Copy every line from the material below that holds "times".

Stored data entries
--

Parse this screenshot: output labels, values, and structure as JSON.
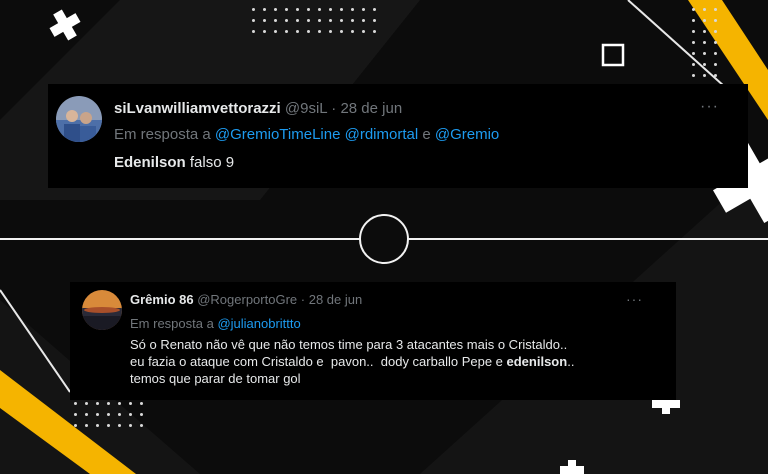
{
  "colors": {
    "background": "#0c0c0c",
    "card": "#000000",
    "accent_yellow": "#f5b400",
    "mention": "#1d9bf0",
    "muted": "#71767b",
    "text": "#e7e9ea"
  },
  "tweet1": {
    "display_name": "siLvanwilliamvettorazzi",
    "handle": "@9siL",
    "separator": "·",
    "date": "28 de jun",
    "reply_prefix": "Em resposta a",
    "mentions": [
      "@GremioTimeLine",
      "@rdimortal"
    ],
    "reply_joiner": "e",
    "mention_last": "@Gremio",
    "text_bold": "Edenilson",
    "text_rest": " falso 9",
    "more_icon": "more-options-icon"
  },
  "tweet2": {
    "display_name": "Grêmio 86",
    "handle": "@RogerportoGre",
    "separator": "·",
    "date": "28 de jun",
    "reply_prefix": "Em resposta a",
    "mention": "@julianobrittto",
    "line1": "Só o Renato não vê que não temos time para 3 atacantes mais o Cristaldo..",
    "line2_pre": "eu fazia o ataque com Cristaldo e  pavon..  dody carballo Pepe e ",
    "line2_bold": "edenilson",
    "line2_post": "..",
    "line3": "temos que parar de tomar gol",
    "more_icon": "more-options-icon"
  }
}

--

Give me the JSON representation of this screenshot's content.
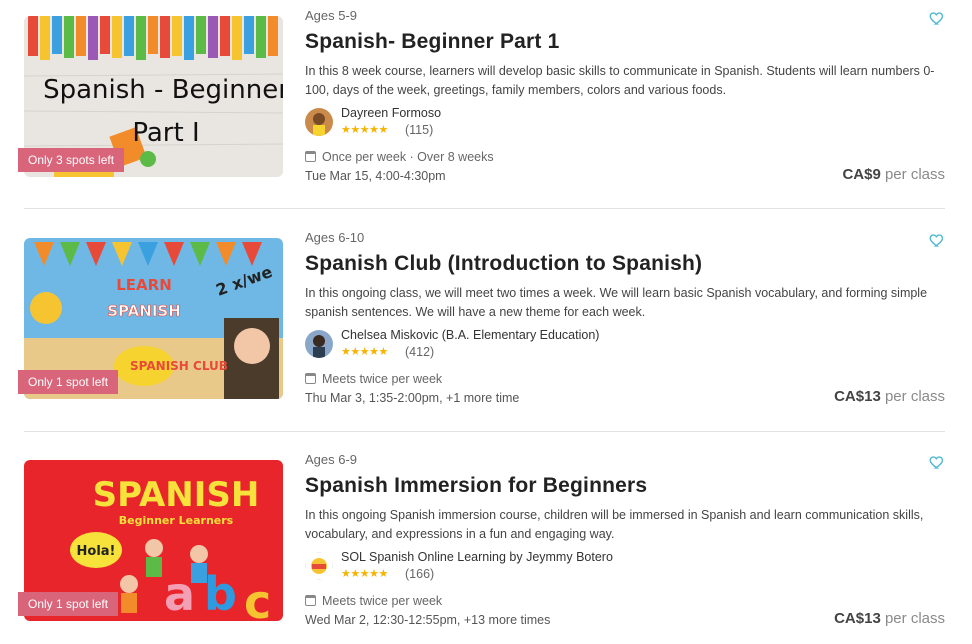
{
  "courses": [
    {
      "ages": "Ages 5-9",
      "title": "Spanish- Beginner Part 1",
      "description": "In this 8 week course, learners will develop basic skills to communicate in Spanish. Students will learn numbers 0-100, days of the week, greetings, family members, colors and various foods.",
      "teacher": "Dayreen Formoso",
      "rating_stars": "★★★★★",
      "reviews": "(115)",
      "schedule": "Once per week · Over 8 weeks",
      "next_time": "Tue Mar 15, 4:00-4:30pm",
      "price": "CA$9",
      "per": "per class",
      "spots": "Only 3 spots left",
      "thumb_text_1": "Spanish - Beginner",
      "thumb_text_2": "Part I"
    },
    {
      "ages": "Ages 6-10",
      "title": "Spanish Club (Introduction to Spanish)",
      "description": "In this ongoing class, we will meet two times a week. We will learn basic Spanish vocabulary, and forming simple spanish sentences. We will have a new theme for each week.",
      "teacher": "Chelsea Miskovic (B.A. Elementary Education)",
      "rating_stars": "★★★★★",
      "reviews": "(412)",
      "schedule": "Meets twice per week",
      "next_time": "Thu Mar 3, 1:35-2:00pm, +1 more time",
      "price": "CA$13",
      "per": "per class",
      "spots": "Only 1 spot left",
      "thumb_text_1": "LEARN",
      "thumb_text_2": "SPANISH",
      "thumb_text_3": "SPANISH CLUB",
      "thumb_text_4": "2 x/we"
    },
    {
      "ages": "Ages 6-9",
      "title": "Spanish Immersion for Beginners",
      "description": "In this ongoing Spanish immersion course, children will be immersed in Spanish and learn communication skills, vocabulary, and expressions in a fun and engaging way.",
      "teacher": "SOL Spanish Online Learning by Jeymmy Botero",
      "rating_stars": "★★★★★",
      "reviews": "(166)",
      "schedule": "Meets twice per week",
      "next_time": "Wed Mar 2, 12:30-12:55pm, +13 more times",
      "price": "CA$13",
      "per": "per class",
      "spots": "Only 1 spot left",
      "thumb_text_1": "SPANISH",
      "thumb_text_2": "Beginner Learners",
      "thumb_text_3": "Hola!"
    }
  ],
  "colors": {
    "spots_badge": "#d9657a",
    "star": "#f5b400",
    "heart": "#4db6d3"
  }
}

--

● **FULL RESPONSE**:
      "description": "In this ongoing class, we will meet two times a week. We will learn basic Spanish vocabulary, and forming simple spanish sentences. We will have a new theme for each week.",
      "next_time": "Wed Mar 2, 12:30-12:55pm, +13 more times",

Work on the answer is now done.